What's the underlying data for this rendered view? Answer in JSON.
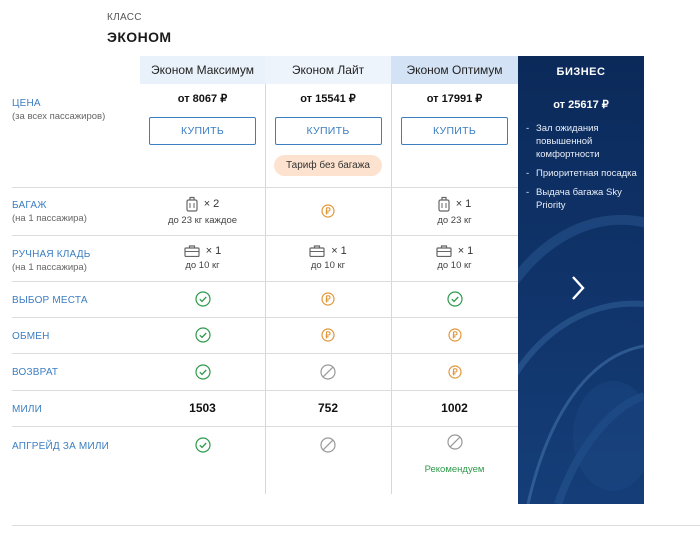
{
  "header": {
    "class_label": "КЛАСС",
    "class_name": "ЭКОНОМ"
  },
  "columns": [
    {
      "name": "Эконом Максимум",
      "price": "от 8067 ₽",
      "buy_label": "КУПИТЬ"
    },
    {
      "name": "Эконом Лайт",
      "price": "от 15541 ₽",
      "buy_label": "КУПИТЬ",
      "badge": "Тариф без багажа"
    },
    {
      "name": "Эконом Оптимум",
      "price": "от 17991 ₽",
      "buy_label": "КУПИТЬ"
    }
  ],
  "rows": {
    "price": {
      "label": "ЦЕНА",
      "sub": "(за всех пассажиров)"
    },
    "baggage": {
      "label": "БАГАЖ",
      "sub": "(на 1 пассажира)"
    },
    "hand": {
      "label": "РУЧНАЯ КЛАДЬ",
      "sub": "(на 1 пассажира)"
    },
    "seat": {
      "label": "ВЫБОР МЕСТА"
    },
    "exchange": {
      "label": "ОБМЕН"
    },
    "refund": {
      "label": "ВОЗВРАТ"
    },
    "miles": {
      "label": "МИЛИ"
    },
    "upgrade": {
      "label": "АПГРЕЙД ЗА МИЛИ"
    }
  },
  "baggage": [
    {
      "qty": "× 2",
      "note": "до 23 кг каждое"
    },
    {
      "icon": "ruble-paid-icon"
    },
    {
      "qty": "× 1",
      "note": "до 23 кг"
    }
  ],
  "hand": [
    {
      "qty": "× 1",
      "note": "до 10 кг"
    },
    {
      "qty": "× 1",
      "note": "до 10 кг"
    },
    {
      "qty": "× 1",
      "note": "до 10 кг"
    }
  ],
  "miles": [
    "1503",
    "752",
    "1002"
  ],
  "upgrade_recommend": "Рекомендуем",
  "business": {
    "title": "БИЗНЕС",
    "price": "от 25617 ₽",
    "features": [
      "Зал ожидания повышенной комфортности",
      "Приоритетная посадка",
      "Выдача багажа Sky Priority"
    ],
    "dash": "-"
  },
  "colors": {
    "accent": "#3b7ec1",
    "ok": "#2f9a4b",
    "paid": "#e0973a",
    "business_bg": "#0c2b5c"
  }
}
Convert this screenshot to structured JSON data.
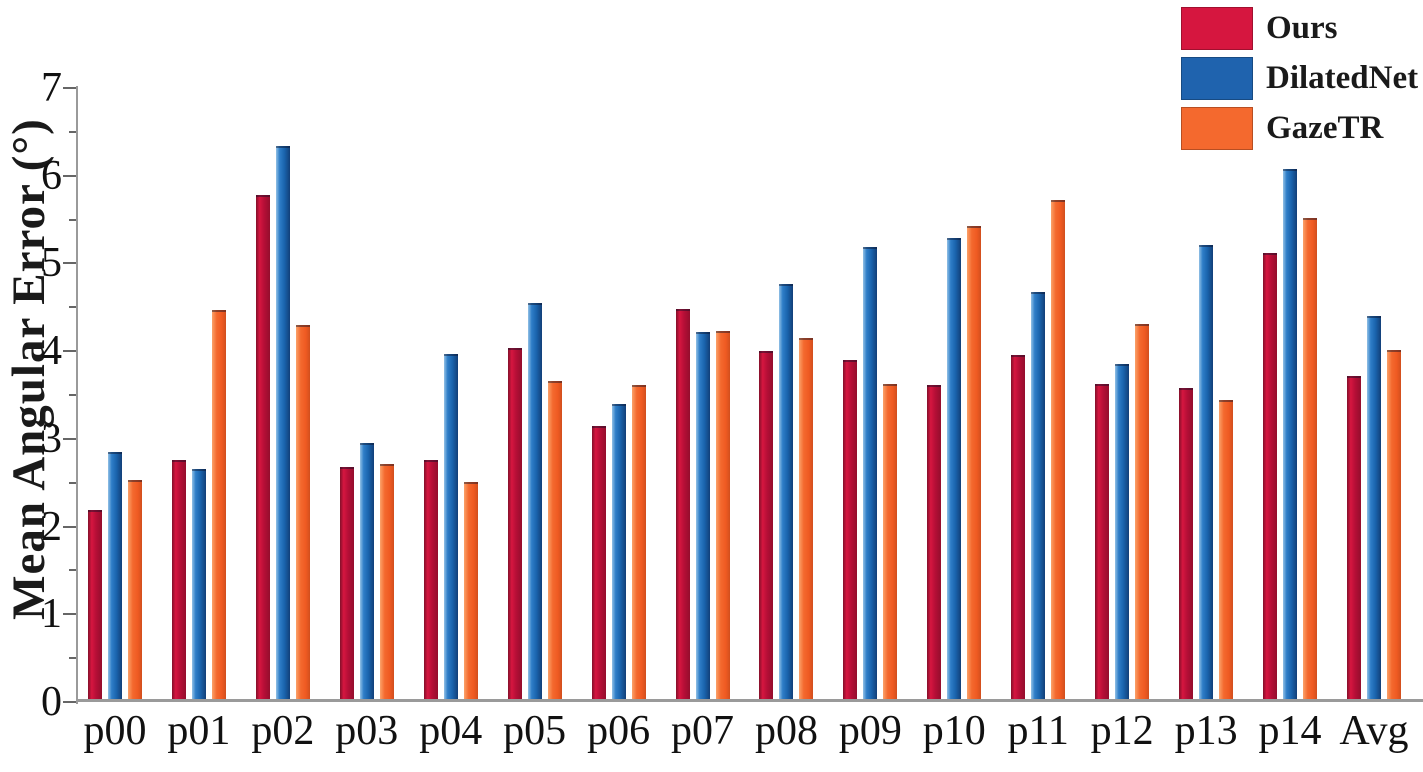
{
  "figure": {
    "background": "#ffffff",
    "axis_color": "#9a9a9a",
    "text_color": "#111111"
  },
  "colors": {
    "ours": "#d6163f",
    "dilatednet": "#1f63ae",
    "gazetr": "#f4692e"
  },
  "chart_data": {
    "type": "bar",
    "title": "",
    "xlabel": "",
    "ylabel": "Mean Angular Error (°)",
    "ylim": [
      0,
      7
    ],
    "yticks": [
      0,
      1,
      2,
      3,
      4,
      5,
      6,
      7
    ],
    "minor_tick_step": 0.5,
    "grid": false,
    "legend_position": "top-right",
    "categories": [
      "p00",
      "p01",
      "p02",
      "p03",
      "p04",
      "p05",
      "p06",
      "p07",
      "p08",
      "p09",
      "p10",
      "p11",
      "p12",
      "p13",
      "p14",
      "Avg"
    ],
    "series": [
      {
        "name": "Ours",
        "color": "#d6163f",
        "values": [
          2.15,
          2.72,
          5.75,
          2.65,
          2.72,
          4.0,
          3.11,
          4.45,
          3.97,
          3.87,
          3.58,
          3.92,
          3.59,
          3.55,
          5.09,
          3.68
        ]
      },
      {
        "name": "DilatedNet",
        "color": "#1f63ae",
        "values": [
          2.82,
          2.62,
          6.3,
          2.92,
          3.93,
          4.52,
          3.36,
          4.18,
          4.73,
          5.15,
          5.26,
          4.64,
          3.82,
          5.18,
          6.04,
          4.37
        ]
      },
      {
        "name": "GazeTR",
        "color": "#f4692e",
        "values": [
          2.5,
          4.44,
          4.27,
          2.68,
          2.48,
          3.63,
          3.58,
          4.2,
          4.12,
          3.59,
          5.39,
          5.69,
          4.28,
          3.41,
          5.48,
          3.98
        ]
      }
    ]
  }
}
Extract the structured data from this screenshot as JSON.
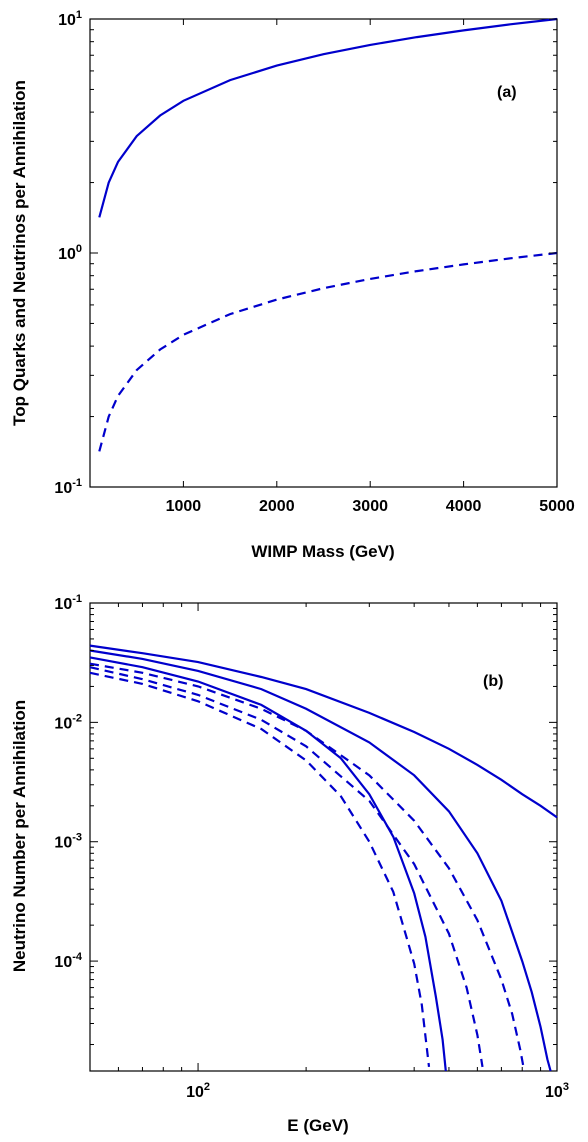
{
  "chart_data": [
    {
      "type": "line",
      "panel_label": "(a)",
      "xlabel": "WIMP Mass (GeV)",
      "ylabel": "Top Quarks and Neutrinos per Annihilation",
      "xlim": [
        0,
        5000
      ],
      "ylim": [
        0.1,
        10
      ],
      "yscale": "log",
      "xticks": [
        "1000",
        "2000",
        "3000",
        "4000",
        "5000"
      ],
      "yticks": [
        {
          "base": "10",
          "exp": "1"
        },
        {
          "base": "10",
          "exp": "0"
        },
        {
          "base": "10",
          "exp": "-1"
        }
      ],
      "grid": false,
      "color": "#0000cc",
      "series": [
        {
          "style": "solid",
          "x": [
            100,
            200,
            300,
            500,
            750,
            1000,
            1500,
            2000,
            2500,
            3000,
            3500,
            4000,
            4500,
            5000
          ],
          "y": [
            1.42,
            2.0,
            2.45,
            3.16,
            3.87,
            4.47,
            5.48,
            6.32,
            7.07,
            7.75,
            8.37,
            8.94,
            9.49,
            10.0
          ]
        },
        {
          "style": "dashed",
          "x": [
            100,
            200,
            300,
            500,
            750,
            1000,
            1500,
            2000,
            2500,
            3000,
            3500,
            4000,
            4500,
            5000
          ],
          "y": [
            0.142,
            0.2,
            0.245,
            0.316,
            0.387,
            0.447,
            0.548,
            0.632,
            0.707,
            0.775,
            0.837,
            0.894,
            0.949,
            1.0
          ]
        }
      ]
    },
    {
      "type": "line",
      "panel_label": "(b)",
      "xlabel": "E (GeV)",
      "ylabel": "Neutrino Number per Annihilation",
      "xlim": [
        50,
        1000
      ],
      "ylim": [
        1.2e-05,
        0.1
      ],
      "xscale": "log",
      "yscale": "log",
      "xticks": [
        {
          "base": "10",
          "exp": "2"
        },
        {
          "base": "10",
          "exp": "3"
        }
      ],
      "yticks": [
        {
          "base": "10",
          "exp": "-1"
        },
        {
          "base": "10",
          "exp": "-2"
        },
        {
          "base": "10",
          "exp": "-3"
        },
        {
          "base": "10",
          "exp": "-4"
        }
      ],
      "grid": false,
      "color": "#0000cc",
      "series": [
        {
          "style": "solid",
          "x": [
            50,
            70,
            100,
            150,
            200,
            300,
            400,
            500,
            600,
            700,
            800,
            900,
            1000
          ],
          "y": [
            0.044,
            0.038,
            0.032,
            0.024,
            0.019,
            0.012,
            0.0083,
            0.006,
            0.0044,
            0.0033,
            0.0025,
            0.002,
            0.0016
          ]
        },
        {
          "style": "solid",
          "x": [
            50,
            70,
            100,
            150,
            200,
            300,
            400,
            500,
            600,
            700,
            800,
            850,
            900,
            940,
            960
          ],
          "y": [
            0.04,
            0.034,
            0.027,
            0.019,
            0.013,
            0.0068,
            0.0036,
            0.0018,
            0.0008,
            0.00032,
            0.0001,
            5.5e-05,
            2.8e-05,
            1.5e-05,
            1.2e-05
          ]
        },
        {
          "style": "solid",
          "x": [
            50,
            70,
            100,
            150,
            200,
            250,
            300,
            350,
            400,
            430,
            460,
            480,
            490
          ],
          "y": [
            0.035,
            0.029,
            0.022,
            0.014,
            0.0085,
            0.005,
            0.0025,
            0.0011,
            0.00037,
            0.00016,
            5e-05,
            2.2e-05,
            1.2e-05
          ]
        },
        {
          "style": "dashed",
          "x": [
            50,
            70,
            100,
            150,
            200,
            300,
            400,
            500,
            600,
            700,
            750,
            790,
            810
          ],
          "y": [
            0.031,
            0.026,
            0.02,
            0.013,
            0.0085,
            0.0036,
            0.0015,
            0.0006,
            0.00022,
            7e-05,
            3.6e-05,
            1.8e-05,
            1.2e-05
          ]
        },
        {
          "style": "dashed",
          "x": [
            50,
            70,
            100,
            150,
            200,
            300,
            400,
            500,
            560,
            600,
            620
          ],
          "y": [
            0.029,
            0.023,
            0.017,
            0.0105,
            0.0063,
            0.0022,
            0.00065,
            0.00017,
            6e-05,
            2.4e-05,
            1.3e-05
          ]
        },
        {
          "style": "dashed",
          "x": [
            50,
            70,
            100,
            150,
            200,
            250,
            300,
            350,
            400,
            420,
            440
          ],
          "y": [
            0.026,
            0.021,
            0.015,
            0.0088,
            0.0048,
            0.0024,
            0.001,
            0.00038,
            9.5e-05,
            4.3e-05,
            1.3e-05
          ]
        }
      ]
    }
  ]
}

• YOUR TASK: Look through the records and count each line that holds "price". Write only the total.

• THE OUTPUT: 5